EXERCISE REQUIREMENTS: Tally the lines holding "Energy" and state only that figure.

(Extracts from a graphics dataset)
****
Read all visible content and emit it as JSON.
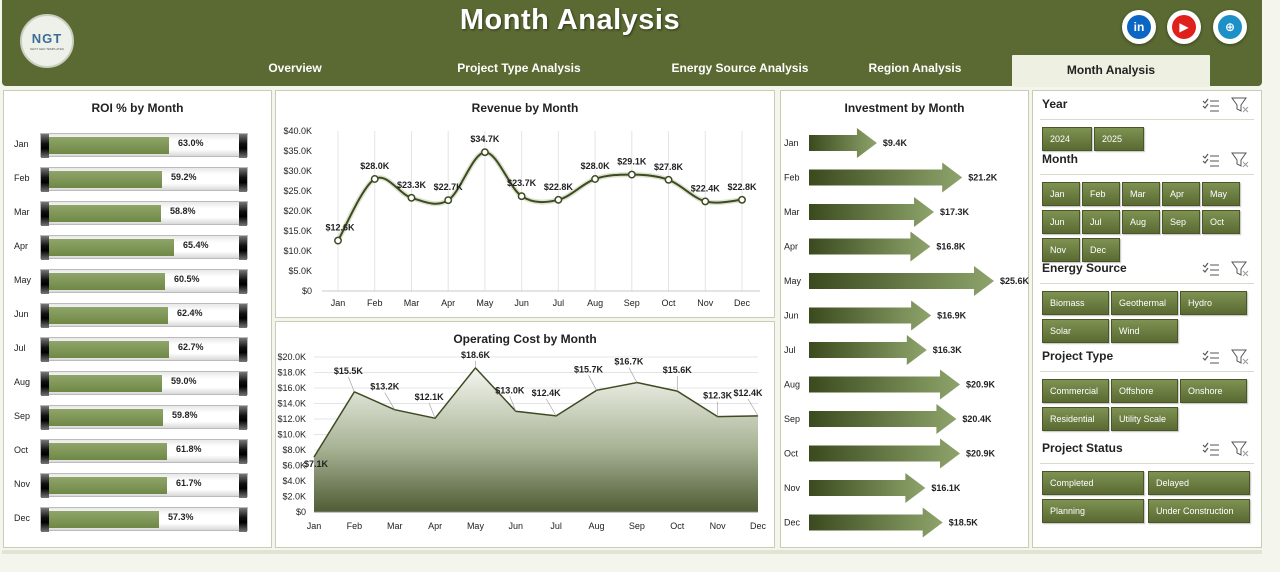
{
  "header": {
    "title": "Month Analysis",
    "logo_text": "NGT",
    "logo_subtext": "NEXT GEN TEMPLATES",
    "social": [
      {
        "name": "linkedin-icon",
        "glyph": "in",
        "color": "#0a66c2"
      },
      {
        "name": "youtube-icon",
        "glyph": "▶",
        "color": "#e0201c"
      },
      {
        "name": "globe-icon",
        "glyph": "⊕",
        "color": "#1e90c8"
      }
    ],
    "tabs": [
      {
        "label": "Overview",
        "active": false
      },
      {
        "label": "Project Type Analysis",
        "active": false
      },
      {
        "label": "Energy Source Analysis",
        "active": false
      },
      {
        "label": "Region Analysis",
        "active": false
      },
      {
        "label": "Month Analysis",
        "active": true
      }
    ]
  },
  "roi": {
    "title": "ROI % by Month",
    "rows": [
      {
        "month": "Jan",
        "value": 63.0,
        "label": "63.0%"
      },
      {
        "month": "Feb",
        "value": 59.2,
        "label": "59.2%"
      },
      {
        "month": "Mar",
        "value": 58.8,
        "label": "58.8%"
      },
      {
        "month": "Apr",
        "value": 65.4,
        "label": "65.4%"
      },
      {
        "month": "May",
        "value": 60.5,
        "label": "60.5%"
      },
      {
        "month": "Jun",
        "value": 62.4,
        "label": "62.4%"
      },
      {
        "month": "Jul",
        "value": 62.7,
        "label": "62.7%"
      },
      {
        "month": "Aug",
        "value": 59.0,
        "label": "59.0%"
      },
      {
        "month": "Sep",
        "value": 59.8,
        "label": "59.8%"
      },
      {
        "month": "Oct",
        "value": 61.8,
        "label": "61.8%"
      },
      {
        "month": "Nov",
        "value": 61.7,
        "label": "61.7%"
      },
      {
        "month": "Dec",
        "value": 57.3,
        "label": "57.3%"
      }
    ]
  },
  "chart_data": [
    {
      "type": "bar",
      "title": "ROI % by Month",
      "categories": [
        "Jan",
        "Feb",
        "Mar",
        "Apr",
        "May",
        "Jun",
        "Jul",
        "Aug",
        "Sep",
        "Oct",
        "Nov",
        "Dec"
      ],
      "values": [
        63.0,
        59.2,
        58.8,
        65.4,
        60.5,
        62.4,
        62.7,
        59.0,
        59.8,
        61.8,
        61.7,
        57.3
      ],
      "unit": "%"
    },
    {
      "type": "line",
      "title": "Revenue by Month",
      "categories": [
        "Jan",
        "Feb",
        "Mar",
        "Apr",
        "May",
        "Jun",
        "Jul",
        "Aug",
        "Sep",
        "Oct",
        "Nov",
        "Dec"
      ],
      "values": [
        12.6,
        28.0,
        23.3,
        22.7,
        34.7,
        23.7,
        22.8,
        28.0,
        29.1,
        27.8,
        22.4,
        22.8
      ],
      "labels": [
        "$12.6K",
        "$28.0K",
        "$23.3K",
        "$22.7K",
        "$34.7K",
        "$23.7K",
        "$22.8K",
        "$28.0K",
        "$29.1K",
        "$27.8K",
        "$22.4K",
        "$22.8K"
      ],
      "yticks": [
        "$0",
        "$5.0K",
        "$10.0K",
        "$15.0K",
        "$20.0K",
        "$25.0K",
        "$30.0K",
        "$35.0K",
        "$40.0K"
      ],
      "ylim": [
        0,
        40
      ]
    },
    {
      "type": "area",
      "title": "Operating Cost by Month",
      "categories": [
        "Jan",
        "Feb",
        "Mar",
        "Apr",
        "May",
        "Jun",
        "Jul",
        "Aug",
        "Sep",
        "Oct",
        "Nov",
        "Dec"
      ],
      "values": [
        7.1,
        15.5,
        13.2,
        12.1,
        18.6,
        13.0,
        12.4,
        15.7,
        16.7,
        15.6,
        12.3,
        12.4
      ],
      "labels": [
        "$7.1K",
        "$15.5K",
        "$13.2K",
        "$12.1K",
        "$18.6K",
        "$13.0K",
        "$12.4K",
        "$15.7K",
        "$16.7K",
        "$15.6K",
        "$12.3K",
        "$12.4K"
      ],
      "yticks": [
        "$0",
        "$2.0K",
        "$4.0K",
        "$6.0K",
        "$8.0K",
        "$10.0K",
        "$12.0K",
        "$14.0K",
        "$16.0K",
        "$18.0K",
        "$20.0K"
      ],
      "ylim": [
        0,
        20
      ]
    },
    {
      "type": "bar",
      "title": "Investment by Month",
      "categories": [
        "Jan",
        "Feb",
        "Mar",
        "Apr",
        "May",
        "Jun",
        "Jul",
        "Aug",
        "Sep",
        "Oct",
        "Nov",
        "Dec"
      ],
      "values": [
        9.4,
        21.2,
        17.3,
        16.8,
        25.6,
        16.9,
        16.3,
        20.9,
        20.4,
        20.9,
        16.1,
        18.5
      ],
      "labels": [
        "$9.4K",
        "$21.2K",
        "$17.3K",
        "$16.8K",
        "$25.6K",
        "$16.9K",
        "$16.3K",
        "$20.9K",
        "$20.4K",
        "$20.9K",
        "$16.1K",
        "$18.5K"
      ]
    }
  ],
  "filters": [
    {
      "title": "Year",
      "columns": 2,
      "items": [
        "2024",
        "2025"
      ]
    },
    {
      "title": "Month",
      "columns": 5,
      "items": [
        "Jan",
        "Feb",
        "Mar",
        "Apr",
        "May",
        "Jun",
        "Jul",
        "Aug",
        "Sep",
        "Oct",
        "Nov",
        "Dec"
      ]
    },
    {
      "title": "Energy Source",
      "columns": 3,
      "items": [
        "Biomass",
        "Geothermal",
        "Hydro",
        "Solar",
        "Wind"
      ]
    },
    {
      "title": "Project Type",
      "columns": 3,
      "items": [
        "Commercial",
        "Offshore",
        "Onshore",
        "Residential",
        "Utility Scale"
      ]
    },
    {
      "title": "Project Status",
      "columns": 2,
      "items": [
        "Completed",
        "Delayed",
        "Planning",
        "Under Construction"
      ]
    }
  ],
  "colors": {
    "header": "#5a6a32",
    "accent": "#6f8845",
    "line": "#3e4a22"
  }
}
****
FULL RESPONSE: 2